## Work instructions
Restate the full listing word for word and leave the pictures out.

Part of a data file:

--- START ---

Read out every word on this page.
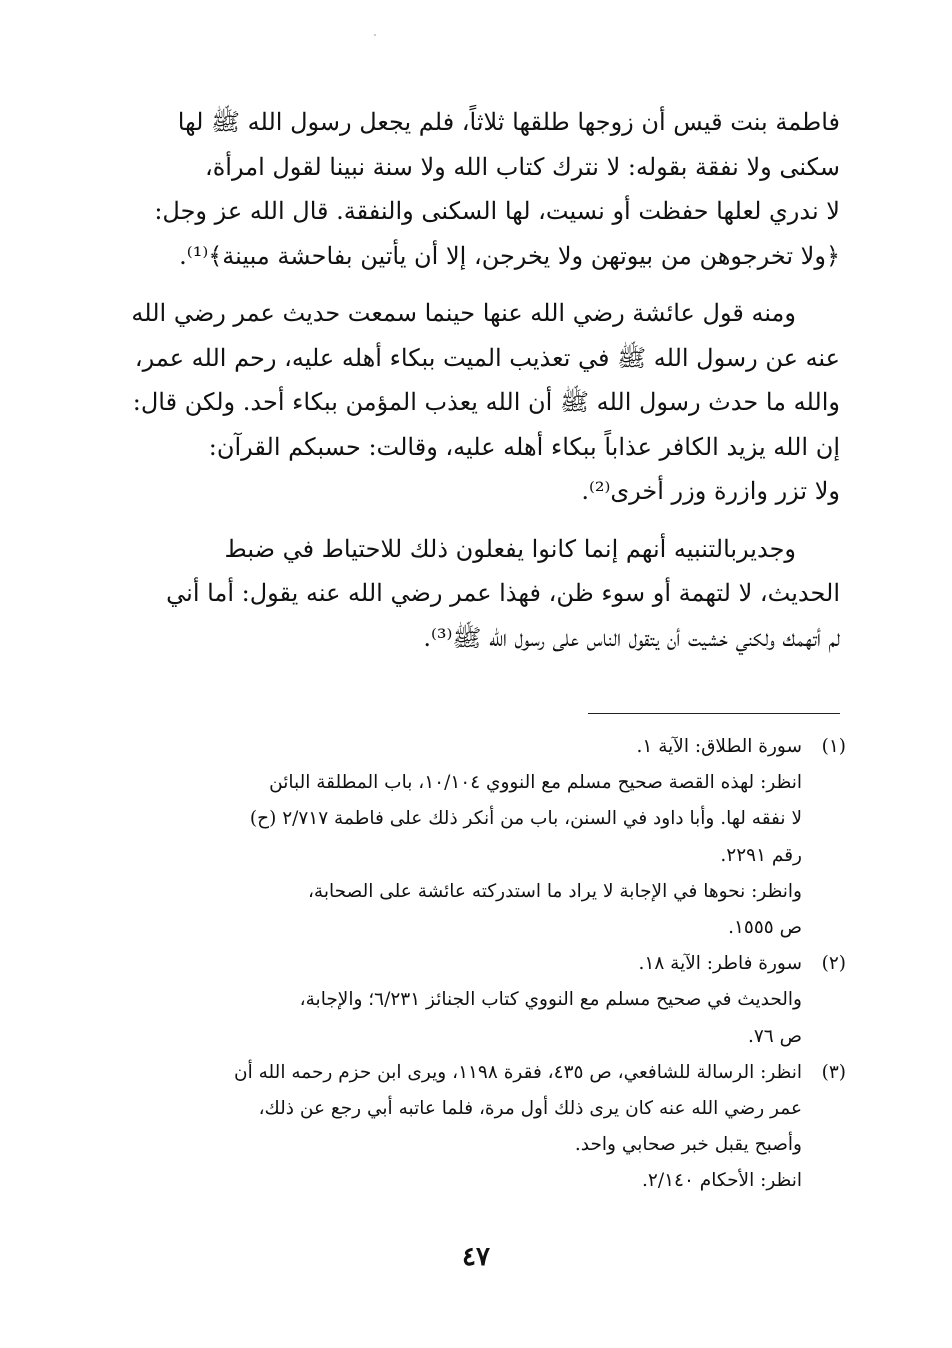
فاطمة بنت قيس أن زوجها طلقها ثلاثاً، فلم يجعل رسول الله ﷺ لها
سكنى ولا نفقة بقوله: لا نترك كتاب الله ولا سنة نبينا لقول امرأة،
لا ندري لعلها حفظت أو نسيت، لها السكنى والنفقة. قال الله عز وجل:
﴿ولا تخرجوهن من بيوتهن ولا يخرجن، إلا أن يأتين بفاحشة مبينة﴾⁽¹⁾.

ومنه قول عائشة رضي الله عنها حينما سمعت حديث عمر رضي الله
عنه عن رسول الله ﷺ في تعذيب الميت ببكاء أهله عليه، رحم الله عمر،
والله ما حدث رسول الله ﷺ أن الله يعذب المؤمن ببكاء أحد. ولكن قال:
إن الله يزيد الكافر عذاباً ببكاء أهله عليه، وقالت: حسبكم القرآن:
ولا تزر وازرة وزر أخرى⁽²⁾.

وجديربالتنبيه أنهم إنما كانوا يفعلون ذلك للاحتياط في ضبط
الحديث، لا لتهمة أو سوء ظن، فهذا عمر رضي الله عنه يقول: أما أني
لم أتهمك ولكني خشيت أن يتقول الناس على رسول الله ﷺ⁽³⁾.

(١)
سورة الطلاق: الآية ١.
انظر: لهذه القصة صحيح مسلم مع النووي ١٠/١٠٤، باب المطلقة البائن
لا نفقه لها. وأبا داود في السنن، باب من أنكر ذلك على فاطمة ٢/٧١٧ (ح)
رقم ٢٢٩١.
وانظر: نحوها في الإجابة لا يراد ما استدركته عائشة على الصحابة،
ص ١٥٥٥.
(٢)
سورة فاطر: الآية ١٨.
والحديث في صحيح مسلم مع النووي كتاب الجنائز ٦/٢٣١؛ والإجابة،
ص ٧٦.
(٣)
انظر: الرسالة للشافعي، ص ٤٣٥، فقرة ١١٩٨، ويرى ابن حزم رحمه الله أن
عمر رضي الله عنه كان يرى ذلك أول مرة، فلما عاتبه أبي رجع عن ذلك،
وأصبح يقبل خبر صحابي واحد.
انظر: الأحكام ٢/١٤٠.
٤٧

--- END ---

## Result
Read out every word on this page.
فاطمة بنت قيس أن زوجها طلقها ثلاثاً، فلم يجعل رسول الله ﷺ لها
سكنى ولا نفقة بقوله: لا نترك كتاب الله ولا سنة نبينا لقول امرأة،
لا ندري لعلها حفظت أو نسيت، لها السكنى والنفقة. قال الله عز وجل:
﴿ولا تخرجوهن من بيوتهن ولا يخرجن، إلا أن يأتين بفاحشة مبينة﴾⁽¹⁾.

ومنه قول عائشة رضي الله عنها حينما سمعت حديث عمر رضي الله
عنه عن رسول الله ﷺ في تعذيب الميت ببكاء أهله عليه، رحم الله عمر،
والله ما حدث رسول الله ﷺ أن الله يعذب المؤمن ببكاء أحد. ولكن قال:
إن الله يزيد الكافر عذاباً ببكاء أهله عليه، وقالت: حسبكم القرآن:
ولا تزر وازرة وزر أخرى⁽²⁾.

وجديربالتنبيه أنهم إنما كانوا يفعلون ذلك للاحتياط في ضبط
الحديث، لا لتهمة أو سوء ظن، فهذا عمر رضي الله عنه يقول: أما أني
لم أتهمك ولكني خشيت أن يتقول الناس على رسول الله ﷺ⁽³⁾.

(١)
سورة الطلاق: الآية ١.
انظر: لهذه القصة صحيح مسلم مع النووي ١٠/١٠٤، باب المطلقة البائن
لا نفقه لها. وأبا داود في السنن، باب من أنكر ذلك على فاطمة ٢/٧١٧ (ح)
رقم ٢٢٩١.
وانظر: نحوها في الإجابة لا يراد ما استدركته عائشة على الصحابة،
ص ١٥٥٥.
(٢)
سورة فاطر: الآية ١٨.
والحديث في صحيح مسلم مع النووي كتاب الجنائز ٦/٢٣١؛ والإجابة،
ص ٧٦.
(٣)
انظر: الرسالة للشافعي، ص ٤٣٥، فقرة ١١٩٨، ويرى ابن حزم رحمه الله أن
عمر رضي الله عنه كان يرى ذلك أول مرة، فلما عاتبه أبي رجع عن ذلك،
وأصبح يقبل خبر صحابي واحد.
انظر: الأحكام ٢/١٤٠.
٤٧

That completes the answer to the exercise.